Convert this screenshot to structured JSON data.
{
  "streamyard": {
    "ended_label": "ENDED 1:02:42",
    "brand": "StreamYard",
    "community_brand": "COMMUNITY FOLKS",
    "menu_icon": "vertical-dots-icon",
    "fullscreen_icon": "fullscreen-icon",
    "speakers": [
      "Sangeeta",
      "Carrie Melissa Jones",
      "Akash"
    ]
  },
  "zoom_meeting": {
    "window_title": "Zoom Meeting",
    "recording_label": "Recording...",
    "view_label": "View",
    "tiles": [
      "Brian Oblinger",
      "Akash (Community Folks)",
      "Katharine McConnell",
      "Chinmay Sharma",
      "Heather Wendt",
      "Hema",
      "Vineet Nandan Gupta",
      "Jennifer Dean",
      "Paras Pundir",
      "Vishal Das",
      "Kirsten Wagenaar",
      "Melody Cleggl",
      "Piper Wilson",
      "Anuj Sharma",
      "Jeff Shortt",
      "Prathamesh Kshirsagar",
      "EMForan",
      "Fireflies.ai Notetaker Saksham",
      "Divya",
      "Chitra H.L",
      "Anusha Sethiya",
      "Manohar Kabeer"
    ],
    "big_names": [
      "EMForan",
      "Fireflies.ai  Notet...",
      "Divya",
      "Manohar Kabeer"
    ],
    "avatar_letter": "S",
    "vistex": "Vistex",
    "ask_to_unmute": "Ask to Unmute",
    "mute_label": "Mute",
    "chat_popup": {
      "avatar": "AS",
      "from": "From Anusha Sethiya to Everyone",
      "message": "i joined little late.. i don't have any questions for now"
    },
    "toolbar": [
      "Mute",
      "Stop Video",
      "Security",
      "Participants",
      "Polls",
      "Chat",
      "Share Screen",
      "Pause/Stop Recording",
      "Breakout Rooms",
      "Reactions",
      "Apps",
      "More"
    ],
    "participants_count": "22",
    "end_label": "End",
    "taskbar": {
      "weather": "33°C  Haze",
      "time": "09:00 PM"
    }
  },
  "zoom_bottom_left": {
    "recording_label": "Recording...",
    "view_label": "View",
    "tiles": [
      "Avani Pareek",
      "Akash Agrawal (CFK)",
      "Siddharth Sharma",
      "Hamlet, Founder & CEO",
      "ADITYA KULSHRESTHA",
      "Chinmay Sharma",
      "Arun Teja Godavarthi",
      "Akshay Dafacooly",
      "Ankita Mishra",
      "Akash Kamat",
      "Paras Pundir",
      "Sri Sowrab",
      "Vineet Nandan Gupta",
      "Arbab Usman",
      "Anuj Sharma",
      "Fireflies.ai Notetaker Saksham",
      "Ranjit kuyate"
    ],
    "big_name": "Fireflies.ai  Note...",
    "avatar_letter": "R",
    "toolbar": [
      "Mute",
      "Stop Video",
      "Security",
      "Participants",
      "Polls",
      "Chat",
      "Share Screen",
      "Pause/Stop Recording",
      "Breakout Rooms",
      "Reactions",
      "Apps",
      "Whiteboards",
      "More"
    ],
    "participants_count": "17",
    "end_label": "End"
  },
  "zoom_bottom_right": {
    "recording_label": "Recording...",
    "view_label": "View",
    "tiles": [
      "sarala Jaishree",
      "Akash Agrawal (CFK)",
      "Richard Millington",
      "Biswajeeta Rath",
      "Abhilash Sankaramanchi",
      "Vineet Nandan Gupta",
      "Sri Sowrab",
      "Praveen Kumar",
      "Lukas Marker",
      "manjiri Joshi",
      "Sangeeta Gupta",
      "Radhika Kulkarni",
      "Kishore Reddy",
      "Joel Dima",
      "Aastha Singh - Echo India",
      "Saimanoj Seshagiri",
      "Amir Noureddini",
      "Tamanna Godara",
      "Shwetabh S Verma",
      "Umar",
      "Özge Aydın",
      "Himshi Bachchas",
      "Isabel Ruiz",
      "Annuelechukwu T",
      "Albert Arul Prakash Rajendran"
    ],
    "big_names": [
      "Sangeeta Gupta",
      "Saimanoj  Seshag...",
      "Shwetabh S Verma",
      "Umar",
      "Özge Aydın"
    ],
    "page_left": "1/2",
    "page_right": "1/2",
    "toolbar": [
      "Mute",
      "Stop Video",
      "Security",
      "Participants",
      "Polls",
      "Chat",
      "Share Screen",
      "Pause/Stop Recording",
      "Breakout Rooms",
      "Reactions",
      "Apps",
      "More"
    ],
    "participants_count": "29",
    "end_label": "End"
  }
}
:::
Print every entry exactly as it appears.

The result
Convert this screenshot to structured JSON data.
{
  "streamyard": {
    "ended_label": "ENDED 1:02:42",
    "brand": "StreamYard",
    "community_brand": "COMMUNITY FOLKS",
    "menu_icon": "vertical-dots-icon",
    "fullscreen_icon": "fullscreen-icon",
    "speakers": [
      "Sangeeta",
      "Carrie Melissa Jones",
      "Akash"
    ]
  },
  "zoom_meeting": {
    "window_title": "Zoom Meeting",
    "recording_label": "Recording...",
    "view_label": "View",
    "tiles": [
      "Brian Oblinger",
      "Akash (Community Folks)",
      "Katharine McConnell",
      "Chinmay Sharma",
      "Heather Wendt",
      "Hema",
      "Vineet Nandan Gupta",
      "Jennifer Dean",
      "Paras Pundir",
      "Vishal Das",
      "Kirsten Wagenaar",
      "Melody Cleggl",
      "Piper Wilson",
      "Anuj Sharma",
      "Jeff Shortt",
      "Prathamesh Kshirsagar",
      "EMForan",
      "Fireflies.ai Notetaker Saksham",
      "Divya",
      "Chitra H.L",
      "Anusha Sethiya",
      "Manohar Kabeer"
    ],
    "big_names": [
      "EMForan",
      "Fireflies.ai  Notet...",
      "Divya",
      "Manohar Kabeer"
    ],
    "avatar_letter": "S",
    "vistex": "Vistex",
    "ask_to_unmute": "Ask to Unmute",
    "mute_label": "Mute",
    "chat_popup": {
      "avatar": "AS",
      "from": "From Anusha Sethiya to Everyone",
      "message": "i joined little late.. i don't have any questions for now"
    },
    "toolbar": [
      "Mute",
      "Stop Video",
      "Security",
      "Participants",
      "Polls",
      "Chat",
      "Share Screen",
      "Pause/Stop Recording",
      "Breakout Rooms",
      "Reactions",
      "Apps",
      "More"
    ],
    "participants_count": "22",
    "end_label": "End",
    "taskbar": {
      "weather": "33°C  Haze",
      "time": "09:00 PM"
    }
  },
  "zoom_bottom_left": {
    "recording_label": "Recording...",
    "view_label": "View",
    "tiles": [
      "Avani Pareek",
      "Akash Agrawal (CFK)",
      "Siddharth Sharma",
      "Hamlet, Founder & CEO",
      "ADITYA KULSHRESTHA",
      "Chinmay Sharma",
      "Arun Teja Godavarthi",
      "Akshay Dafacooly",
      "Ankita Mishra",
      "Akash Kamat",
      "Paras Pundir",
      "Sri Sowrab",
      "Vineet Nandan Gupta",
      "Arbab Usman",
      "Anuj Sharma",
      "Fireflies.ai Notetaker Saksham",
      "Ranjit kuyate"
    ],
    "big_name": "Fireflies.ai  Note...",
    "avatar_letter": "R",
    "toolbar": [
      "Mute",
      "Stop Video",
      "Security",
      "Participants",
      "Polls",
      "Chat",
      "Share Screen",
      "Pause/Stop Recording",
      "Breakout Rooms",
      "Reactions",
      "Apps",
      "Whiteboards",
      "More"
    ],
    "participants_count": "17",
    "end_label": "End"
  },
  "zoom_bottom_right": {
    "recording_label": "Recording...",
    "view_label": "View",
    "tiles": [
      "sarala Jaishree",
      "Akash Agrawal (CFK)",
      "Richard Millington",
      "Biswajeeta Rath",
      "Abhilash Sankaramanchi",
      "Vineet Nandan Gupta",
      "Sri Sowrab",
      "Praveen Kumar",
      "Lukas Marker",
      "manjiri Joshi",
      "Sangeeta Gupta",
      "Radhika Kulkarni",
      "Kishore Reddy",
      "Joel Dima",
      "Aastha Singh - Echo India",
      "Saimanoj Seshagiri",
      "Amir Noureddini",
      "Tamanna Godara",
      "Shwetabh S Verma",
      "Umar",
      "Özge Aydın",
      "Himshi Bachchas",
      "Isabel Ruiz",
      "Annuelechukwu T",
      "Albert Arul Prakash Rajendran"
    ],
    "big_names": [
      "Sangeeta Gupta",
      "Saimanoj  Seshag...",
      "Shwetabh S Verma",
      "Umar",
      "Özge Aydın"
    ],
    "page_left": "1/2",
    "page_right": "1/2",
    "toolbar": [
      "Mute",
      "Stop Video",
      "Security",
      "Participants",
      "Polls",
      "Chat",
      "Share Screen",
      "Pause/Stop Recording",
      "Breakout Rooms",
      "Reactions",
      "Apps",
      "More"
    ],
    "participants_count": "29",
    "end_label": "End"
  }
}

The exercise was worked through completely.